▸ **Task details**
Find each line with the word "cabello" and copy it.

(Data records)
####

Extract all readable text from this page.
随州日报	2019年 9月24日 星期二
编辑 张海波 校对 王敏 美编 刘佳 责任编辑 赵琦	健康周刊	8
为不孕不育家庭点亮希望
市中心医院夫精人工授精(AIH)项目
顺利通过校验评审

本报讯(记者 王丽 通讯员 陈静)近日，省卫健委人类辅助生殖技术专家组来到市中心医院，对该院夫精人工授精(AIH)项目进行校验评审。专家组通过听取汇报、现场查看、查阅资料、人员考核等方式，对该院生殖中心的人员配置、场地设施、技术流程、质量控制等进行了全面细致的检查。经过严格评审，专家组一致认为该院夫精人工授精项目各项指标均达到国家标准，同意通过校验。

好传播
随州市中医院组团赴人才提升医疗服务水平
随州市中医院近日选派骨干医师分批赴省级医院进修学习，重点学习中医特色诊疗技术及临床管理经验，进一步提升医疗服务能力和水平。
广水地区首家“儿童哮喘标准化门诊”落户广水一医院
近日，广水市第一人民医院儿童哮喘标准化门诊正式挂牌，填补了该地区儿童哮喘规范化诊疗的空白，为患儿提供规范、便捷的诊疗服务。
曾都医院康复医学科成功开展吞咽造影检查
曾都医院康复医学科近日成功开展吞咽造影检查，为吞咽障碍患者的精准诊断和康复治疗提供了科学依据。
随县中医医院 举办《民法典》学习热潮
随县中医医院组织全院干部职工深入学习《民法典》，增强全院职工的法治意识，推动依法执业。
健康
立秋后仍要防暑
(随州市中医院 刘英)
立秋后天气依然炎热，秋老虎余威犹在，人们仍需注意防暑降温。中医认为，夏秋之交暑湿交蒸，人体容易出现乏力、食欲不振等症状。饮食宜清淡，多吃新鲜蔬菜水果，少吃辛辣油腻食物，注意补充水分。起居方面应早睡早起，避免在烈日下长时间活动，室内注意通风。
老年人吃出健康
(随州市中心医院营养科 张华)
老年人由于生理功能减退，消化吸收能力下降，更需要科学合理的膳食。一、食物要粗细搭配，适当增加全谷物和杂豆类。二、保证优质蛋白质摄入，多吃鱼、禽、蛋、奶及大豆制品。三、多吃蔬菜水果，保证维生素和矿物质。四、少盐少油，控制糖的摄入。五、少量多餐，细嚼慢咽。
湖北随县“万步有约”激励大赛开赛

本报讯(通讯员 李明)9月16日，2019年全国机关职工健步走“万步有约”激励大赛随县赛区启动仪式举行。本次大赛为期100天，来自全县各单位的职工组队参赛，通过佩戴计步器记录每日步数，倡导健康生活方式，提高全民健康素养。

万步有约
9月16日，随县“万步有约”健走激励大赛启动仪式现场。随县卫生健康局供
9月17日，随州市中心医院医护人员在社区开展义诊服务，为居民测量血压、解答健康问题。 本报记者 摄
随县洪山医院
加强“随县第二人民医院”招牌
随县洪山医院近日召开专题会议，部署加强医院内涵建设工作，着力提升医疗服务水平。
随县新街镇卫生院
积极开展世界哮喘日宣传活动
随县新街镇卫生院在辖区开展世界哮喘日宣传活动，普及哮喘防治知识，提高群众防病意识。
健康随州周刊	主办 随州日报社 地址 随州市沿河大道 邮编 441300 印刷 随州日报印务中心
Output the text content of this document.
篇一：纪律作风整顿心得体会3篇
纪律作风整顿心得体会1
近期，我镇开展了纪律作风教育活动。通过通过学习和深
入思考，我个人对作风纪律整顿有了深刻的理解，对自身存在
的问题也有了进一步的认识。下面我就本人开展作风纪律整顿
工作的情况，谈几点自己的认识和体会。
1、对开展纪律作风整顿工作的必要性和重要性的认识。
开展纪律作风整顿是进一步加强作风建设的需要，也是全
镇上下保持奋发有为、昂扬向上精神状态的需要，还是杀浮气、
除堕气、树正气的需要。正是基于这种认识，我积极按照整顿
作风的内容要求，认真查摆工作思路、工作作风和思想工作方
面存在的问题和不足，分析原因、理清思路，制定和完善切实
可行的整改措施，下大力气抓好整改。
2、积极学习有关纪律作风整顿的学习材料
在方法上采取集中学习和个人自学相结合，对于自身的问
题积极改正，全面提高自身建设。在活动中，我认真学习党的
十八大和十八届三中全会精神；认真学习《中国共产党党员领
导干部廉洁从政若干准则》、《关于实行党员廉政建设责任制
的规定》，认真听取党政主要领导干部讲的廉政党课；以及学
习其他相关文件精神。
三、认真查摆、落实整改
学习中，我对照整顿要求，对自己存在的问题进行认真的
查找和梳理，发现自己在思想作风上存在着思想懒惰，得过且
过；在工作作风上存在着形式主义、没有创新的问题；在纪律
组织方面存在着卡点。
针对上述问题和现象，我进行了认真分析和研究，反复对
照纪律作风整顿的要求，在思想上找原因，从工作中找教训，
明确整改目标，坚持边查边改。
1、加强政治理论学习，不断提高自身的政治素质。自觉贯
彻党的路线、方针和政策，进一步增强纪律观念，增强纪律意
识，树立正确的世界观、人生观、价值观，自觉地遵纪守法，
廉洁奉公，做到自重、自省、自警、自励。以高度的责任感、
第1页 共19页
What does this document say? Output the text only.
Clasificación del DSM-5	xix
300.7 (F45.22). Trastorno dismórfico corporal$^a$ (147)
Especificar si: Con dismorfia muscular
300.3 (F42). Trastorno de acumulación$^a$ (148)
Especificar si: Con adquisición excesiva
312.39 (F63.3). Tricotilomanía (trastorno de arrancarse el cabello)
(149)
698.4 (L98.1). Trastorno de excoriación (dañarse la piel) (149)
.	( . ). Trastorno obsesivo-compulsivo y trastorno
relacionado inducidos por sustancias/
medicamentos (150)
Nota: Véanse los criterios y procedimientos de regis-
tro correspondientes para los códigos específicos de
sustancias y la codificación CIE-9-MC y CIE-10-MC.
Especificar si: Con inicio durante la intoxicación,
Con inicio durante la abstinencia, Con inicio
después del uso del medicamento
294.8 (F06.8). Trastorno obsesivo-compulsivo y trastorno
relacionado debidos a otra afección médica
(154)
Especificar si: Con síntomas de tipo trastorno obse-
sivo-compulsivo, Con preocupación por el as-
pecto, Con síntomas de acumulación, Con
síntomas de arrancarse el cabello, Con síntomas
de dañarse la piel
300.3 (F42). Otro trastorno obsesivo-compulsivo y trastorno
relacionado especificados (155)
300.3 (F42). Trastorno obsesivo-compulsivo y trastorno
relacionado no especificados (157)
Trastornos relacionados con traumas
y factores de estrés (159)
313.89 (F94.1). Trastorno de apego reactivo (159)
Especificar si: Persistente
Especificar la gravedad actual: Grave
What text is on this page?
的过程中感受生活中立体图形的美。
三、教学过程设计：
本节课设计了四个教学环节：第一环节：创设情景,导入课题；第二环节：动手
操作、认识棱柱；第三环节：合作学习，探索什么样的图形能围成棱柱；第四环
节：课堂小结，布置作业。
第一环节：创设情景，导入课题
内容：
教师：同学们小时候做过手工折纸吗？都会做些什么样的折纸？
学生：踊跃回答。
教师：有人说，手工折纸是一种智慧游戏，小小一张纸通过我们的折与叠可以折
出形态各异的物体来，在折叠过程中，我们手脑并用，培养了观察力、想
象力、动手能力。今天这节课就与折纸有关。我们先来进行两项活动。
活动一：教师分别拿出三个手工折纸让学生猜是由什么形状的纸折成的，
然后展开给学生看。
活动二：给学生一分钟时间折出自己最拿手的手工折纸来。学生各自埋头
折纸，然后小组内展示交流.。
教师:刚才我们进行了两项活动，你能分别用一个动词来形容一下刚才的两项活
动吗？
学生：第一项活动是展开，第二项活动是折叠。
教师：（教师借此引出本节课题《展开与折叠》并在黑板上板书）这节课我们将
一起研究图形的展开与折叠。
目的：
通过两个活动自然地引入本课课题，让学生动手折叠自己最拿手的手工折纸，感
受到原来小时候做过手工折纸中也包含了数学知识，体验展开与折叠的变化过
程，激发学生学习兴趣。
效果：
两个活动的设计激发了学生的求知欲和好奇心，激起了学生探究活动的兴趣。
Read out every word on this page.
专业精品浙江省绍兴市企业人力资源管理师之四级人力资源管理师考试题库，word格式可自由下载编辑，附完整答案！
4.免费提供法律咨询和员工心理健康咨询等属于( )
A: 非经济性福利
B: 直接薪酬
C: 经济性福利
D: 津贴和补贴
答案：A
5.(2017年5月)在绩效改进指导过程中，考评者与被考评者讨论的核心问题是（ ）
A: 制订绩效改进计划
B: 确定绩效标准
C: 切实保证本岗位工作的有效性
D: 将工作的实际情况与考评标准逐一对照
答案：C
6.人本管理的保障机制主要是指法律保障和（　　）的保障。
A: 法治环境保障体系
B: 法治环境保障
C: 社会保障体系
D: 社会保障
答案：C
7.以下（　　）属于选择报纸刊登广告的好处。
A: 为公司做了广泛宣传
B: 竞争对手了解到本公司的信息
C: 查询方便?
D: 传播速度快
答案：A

####

▸ **Complete output**
312.39 (F63.3). Tricotilomanía (trastorno de arrancarse el cabello)
síntomas de arrancarse el cabello, Con síntomas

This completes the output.